━━━━━ Recorded data ━━━━━

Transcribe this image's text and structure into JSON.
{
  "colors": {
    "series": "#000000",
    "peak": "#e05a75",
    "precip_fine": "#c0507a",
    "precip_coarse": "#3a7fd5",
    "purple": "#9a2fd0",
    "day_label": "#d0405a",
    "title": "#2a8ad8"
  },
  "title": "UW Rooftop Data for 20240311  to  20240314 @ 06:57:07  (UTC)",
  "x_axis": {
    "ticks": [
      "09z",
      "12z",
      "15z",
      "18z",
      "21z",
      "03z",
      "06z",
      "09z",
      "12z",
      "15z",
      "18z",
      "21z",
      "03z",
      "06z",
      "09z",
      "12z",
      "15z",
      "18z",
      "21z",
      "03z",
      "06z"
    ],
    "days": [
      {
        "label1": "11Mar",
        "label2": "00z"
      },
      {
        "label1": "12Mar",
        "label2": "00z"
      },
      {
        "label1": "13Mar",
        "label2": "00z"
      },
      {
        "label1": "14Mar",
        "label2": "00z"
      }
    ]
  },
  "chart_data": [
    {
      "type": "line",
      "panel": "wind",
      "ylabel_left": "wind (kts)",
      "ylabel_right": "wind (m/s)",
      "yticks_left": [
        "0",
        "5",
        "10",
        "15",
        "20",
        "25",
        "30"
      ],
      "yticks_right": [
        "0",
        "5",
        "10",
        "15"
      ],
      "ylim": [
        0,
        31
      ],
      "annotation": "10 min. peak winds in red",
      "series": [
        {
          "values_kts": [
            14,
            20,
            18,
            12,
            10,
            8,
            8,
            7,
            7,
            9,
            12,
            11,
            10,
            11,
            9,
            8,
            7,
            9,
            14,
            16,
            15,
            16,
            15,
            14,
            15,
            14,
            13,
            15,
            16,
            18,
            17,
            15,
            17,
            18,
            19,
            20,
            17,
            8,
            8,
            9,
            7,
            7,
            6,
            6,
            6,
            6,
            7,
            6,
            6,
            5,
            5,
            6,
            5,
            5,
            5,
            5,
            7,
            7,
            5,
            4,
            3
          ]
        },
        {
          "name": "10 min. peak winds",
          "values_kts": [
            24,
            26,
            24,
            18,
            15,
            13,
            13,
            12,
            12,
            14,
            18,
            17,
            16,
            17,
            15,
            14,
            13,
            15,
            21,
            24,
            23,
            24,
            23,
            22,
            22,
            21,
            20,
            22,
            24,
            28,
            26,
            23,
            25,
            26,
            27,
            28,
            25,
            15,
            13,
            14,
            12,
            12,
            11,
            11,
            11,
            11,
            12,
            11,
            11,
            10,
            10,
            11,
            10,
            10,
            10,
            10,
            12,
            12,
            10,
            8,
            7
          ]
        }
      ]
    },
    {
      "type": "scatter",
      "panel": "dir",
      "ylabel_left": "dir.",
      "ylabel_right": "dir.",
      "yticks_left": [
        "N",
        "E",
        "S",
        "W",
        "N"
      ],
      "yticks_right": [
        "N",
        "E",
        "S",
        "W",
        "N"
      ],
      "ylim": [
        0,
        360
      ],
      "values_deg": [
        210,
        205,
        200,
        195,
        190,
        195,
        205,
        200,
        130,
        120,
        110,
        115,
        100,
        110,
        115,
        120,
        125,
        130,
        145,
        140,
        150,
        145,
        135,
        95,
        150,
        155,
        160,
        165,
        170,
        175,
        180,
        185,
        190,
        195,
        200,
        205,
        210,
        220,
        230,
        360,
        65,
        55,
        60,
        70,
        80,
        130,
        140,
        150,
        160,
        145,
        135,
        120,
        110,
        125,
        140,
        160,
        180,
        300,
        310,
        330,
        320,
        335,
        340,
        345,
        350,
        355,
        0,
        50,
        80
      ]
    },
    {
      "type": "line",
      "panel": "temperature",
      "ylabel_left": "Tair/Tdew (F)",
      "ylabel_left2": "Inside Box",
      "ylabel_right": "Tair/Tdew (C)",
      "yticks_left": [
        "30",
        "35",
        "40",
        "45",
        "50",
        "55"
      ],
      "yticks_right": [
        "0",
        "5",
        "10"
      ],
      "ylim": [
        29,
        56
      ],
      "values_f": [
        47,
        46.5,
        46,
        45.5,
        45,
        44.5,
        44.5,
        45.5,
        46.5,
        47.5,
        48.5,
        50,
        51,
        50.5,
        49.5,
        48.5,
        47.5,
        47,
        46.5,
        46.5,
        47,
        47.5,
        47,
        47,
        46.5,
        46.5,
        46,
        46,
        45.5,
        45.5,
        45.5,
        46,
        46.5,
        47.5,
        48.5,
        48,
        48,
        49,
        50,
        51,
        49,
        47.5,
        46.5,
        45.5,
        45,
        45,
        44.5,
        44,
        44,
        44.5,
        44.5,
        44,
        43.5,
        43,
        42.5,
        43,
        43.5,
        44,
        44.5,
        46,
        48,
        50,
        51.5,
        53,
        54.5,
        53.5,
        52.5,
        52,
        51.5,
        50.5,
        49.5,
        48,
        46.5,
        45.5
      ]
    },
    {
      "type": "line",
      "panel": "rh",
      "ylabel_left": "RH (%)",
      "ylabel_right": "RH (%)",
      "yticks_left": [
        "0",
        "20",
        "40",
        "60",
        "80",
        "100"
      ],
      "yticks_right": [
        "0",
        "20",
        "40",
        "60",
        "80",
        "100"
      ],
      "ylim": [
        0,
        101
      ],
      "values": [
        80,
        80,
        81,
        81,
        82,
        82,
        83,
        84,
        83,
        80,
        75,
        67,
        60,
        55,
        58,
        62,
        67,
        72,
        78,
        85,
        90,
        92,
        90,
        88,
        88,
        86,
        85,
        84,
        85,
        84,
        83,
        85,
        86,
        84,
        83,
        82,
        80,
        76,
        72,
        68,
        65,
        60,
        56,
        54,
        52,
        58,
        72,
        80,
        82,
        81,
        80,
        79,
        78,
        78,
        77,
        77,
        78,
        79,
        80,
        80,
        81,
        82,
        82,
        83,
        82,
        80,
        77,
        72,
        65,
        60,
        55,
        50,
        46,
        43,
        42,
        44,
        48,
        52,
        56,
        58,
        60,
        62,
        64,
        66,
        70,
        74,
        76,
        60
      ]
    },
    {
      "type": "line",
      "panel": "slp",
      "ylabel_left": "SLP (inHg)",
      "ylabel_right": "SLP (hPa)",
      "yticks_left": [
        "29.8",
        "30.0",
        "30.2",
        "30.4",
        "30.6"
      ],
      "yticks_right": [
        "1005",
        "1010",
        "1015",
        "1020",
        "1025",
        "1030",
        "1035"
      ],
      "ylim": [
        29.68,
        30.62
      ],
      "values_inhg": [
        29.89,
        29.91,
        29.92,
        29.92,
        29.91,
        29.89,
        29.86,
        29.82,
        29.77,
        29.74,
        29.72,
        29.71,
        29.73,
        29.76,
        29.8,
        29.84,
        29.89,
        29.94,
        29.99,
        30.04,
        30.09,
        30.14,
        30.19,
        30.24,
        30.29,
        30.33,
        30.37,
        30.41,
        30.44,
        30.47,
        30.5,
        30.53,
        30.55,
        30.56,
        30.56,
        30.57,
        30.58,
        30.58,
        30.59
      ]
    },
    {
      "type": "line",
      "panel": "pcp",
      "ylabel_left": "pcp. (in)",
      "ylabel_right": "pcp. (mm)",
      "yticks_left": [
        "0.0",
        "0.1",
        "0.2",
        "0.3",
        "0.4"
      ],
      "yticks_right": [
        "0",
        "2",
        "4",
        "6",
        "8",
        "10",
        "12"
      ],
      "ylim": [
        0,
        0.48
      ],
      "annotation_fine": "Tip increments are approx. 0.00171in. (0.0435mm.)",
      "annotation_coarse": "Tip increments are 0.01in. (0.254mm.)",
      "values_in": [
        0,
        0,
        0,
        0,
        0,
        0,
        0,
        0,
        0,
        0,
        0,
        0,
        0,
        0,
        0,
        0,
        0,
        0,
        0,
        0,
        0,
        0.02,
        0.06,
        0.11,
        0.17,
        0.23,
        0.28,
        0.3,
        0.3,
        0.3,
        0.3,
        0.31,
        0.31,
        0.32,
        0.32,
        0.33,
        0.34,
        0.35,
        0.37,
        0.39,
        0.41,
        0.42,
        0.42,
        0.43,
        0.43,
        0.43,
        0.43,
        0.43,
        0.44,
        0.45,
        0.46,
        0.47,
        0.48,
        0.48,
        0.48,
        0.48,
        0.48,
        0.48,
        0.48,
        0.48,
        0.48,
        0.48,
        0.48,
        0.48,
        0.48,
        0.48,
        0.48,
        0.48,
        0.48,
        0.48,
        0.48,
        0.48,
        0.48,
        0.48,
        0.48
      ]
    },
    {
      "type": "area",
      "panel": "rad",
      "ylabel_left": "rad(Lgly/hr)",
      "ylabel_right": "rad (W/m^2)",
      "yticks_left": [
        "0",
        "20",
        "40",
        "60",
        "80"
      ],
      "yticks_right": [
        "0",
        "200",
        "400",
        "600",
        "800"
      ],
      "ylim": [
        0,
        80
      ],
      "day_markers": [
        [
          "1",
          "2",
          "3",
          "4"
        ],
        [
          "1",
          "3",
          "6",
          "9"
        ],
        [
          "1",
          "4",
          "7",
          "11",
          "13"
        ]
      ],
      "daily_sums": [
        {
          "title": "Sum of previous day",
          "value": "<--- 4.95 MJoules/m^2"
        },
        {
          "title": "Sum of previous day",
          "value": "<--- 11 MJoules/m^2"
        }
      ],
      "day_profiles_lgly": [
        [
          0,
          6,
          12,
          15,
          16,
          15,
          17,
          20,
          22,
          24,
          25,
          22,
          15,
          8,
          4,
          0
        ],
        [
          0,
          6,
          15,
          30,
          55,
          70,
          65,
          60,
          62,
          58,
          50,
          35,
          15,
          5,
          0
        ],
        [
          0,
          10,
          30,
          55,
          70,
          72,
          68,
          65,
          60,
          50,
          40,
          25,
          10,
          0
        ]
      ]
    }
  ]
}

━━━━━

_Directions_
Go through the records and show every line with the string "panel" in it.

_Written response_
      "panel": "wind",
      "panel": "dir",
      "panel": "temperature",
      "panel": "rh",
      "panel": "slp",
      "panel": "pcp",
      "panel": "rad",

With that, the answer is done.